[Extracted records]

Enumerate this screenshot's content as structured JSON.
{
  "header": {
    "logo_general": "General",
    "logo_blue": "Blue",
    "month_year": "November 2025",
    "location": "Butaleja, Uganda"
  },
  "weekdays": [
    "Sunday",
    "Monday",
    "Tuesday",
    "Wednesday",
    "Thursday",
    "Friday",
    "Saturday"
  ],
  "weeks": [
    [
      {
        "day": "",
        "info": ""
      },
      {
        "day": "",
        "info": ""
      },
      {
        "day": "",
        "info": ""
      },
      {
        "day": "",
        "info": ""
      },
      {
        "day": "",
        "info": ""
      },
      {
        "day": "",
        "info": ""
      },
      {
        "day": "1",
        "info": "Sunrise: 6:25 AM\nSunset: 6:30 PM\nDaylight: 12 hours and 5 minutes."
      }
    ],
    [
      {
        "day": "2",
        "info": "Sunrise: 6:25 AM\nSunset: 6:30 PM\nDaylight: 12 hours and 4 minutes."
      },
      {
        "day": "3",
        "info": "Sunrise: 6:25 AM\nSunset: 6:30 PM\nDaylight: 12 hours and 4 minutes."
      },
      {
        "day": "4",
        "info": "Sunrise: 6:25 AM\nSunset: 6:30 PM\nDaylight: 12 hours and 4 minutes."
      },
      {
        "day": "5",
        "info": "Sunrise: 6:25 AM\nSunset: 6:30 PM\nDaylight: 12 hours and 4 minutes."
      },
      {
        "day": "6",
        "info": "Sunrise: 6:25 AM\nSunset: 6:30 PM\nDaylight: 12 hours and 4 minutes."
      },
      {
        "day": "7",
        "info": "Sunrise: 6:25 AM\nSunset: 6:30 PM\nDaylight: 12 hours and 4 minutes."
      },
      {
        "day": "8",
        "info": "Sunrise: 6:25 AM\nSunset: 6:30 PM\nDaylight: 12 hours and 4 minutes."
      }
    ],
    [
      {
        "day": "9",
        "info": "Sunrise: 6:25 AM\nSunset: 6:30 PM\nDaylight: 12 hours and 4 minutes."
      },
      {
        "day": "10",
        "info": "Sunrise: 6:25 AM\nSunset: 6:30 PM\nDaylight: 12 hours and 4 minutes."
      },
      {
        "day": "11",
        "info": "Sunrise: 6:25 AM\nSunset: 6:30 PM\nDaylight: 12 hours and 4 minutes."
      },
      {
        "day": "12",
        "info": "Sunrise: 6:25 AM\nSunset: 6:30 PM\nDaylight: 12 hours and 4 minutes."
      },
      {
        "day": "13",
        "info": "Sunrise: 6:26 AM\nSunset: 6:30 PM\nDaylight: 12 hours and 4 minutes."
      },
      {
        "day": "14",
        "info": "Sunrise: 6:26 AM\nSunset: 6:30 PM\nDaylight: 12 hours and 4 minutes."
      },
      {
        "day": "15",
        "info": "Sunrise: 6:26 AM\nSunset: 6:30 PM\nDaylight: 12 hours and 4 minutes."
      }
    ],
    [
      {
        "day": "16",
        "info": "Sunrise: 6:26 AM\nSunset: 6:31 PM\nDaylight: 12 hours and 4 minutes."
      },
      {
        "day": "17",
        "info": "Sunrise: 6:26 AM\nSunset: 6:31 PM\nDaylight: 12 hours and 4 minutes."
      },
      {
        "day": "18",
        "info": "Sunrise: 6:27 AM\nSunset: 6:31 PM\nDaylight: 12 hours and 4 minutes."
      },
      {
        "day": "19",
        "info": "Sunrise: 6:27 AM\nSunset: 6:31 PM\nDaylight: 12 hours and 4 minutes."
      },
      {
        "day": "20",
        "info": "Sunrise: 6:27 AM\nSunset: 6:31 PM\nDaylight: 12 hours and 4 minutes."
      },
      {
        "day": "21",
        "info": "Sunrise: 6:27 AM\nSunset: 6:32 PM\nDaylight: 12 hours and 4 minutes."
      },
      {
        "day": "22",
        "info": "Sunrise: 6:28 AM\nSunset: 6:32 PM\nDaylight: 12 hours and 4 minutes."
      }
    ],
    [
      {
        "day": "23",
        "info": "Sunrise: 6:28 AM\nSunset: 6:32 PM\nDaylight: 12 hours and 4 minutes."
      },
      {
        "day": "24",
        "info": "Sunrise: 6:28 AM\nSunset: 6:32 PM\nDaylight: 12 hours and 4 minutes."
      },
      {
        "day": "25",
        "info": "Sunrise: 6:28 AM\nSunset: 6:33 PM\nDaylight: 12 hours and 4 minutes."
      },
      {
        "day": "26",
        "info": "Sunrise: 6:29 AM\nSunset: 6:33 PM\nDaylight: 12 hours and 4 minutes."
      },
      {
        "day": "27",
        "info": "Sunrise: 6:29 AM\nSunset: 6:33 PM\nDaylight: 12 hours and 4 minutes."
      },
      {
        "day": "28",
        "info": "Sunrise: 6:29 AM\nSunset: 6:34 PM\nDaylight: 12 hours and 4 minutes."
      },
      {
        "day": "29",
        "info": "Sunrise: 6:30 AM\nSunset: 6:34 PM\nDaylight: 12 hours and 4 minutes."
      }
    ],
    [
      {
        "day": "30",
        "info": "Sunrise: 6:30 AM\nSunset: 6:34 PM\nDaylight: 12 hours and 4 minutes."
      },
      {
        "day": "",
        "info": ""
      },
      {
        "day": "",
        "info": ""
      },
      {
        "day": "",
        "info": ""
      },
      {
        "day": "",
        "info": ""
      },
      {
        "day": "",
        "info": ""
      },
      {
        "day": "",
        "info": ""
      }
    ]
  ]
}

* [Written task] The records above need to be transcribed in full. Keep every character unchanged.

* [Reply to the exercise]
Enumerate this screenshot's content as structured JSON.
{
  "header": {
    "logo_general": "General",
    "logo_blue": "Blue",
    "month_year": "November 2025",
    "location": "Butaleja, Uganda"
  },
  "weekdays": [
    "Sunday",
    "Monday",
    "Tuesday",
    "Wednesday",
    "Thursday",
    "Friday",
    "Saturday"
  ],
  "weeks": [
    [
      {
        "day": "",
        "info": ""
      },
      {
        "day": "",
        "info": ""
      },
      {
        "day": "",
        "info": ""
      },
      {
        "day": "",
        "info": ""
      },
      {
        "day": "",
        "info": ""
      },
      {
        "day": "",
        "info": ""
      },
      {
        "day": "1",
        "info": "Sunrise: 6:25 AM\nSunset: 6:30 PM\nDaylight: 12 hours and 5 minutes."
      }
    ],
    [
      {
        "day": "2",
        "info": "Sunrise: 6:25 AM\nSunset: 6:30 PM\nDaylight: 12 hours and 4 minutes."
      },
      {
        "day": "3",
        "info": "Sunrise: 6:25 AM\nSunset: 6:30 PM\nDaylight: 12 hours and 4 minutes."
      },
      {
        "day": "4",
        "info": "Sunrise: 6:25 AM\nSunset: 6:30 PM\nDaylight: 12 hours and 4 minutes."
      },
      {
        "day": "5",
        "info": "Sunrise: 6:25 AM\nSunset: 6:30 PM\nDaylight: 12 hours and 4 minutes."
      },
      {
        "day": "6",
        "info": "Sunrise: 6:25 AM\nSunset: 6:30 PM\nDaylight: 12 hours and 4 minutes."
      },
      {
        "day": "7",
        "info": "Sunrise: 6:25 AM\nSunset: 6:30 PM\nDaylight: 12 hours and 4 minutes."
      },
      {
        "day": "8",
        "info": "Sunrise: 6:25 AM\nSunset: 6:30 PM\nDaylight: 12 hours and 4 minutes."
      }
    ],
    [
      {
        "day": "9",
        "info": "Sunrise: 6:25 AM\nSunset: 6:30 PM\nDaylight: 12 hours and 4 minutes."
      },
      {
        "day": "10",
        "info": "Sunrise: 6:25 AM\nSunset: 6:30 PM\nDaylight: 12 hours and 4 minutes."
      },
      {
        "day": "11",
        "info": "Sunrise: 6:25 AM\nSunset: 6:30 PM\nDaylight: 12 hours and 4 minutes."
      },
      {
        "day": "12",
        "info": "Sunrise: 6:25 AM\nSunset: 6:30 PM\nDaylight: 12 hours and 4 minutes."
      },
      {
        "day": "13",
        "info": "Sunrise: 6:26 AM\nSunset: 6:30 PM\nDaylight: 12 hours and 4 minutes."
      },
      {
        "day": "14",
        "info": "Sunrise: 6:26 AM\nSunset: 6:30 PM\nDaylight: 12 hours and 4 minutes."
      },
      {
        "day": "15",
        "info": "Sunrise: 6:26 AM\nSunset: 6:30 PM\nDaylight: 12 hours and 4 minutes."
      }
    ],
    [
      {
        "day": "16",
        "info": "Sunrise: 6:26 AM\nSunset: 6:31 PM\nDaylight: 12 hours and 4 minutes."
      },
      {
        "day": "17",
        "info": "Sunrise: 6:26 AM\nSunset: 6:31 PM\nDaylight: 12 hours and 4 minutes."
      },
      {
        "day": "18",
        "info": "Sunrise: 6:27 AM\nSunset: 6:31 PM\nDaylight: 12 hours and 4 minutes."
      },
      {
        "day": "19",
        "info": "Sunrise: 6:27 AM\nSunset: 6:31 PM\nDaylight: 12 hours and 4 minutes."
      },
      {
        "day": "20",
        "info": "Sunrise: 6:27 AM\nSunset: 6:31 PM\nDaylight: 12 hours and 4 minutes."
      },
      {
        "day": "21",
        "info": "Sunrise: 6:27 AM\nSunset: 6:32 PM\nDaylight: 12 hours and 4 minutes."
      },
      {
        "day": "22",
        "info": "Sunrise: 6:28 AM\nSunset: 6:32 PM\nDaylight: 12 hours and 4 minutes."
      }
    ],
    [
      {
        "day": "23",
        "info": "Sunrise: 6:28 AM\nSunset: 6:32 PM\nDaylight: 12 hours and 4 minutes."
      },
      {
        "day": "24",
        "info": "Sunrise: 6:28 AM\nSunset: 6:32 PM\nDaylight: 12 hours and 4 minutes."
      },
      {
        "day": "25",
        "info": "Sunrise: 6:28 AM\nSunset: 6:33 PM\nDaylight: 12 hours and 4 minutes."
      },
      {
        "day": "26",
        "info": "Sunrise: 6:29 AM\nSunset: 6:33 PM\nDaylight: 12 hours and 4 minutes."
      },
      {
        "day": "27",
        "info": "Sunrise: 6:29 AM\nSunset: 6:33 PM\nDaylight: 12 hours and 4 minutes."
      },
      {
        "day": "28",
        "info": "Sunrise: 6:29 AM\nSunset: 6:34 PM\nDaylight: 12 hours and 4 minutes."
      },
      {
        "day": "29",
        "info": "Sunrise: 6:30 AM\nSunset: 6:34 PM\nDaylight: 12 hours and 4 minutes."
      }
    ],
    [
      {
        "day": "30",
        "info": "Sunrise: 6:30 AM\nSunset: 6:34 PM\nDaylight: 12 hours and 4 minutes."
      },
      {
        "day": "",
        "info": ""
      },
      {
        "day": "",
        "info": ""
      },
      {
        "day": "",
        "info": ""
      },
      {
        "day": "",
        "info": ""
      },
      {
        "day": "",
        "info": ""
      },
      {
        "day": "",
        "info": ""
      }
    ]
  ]
}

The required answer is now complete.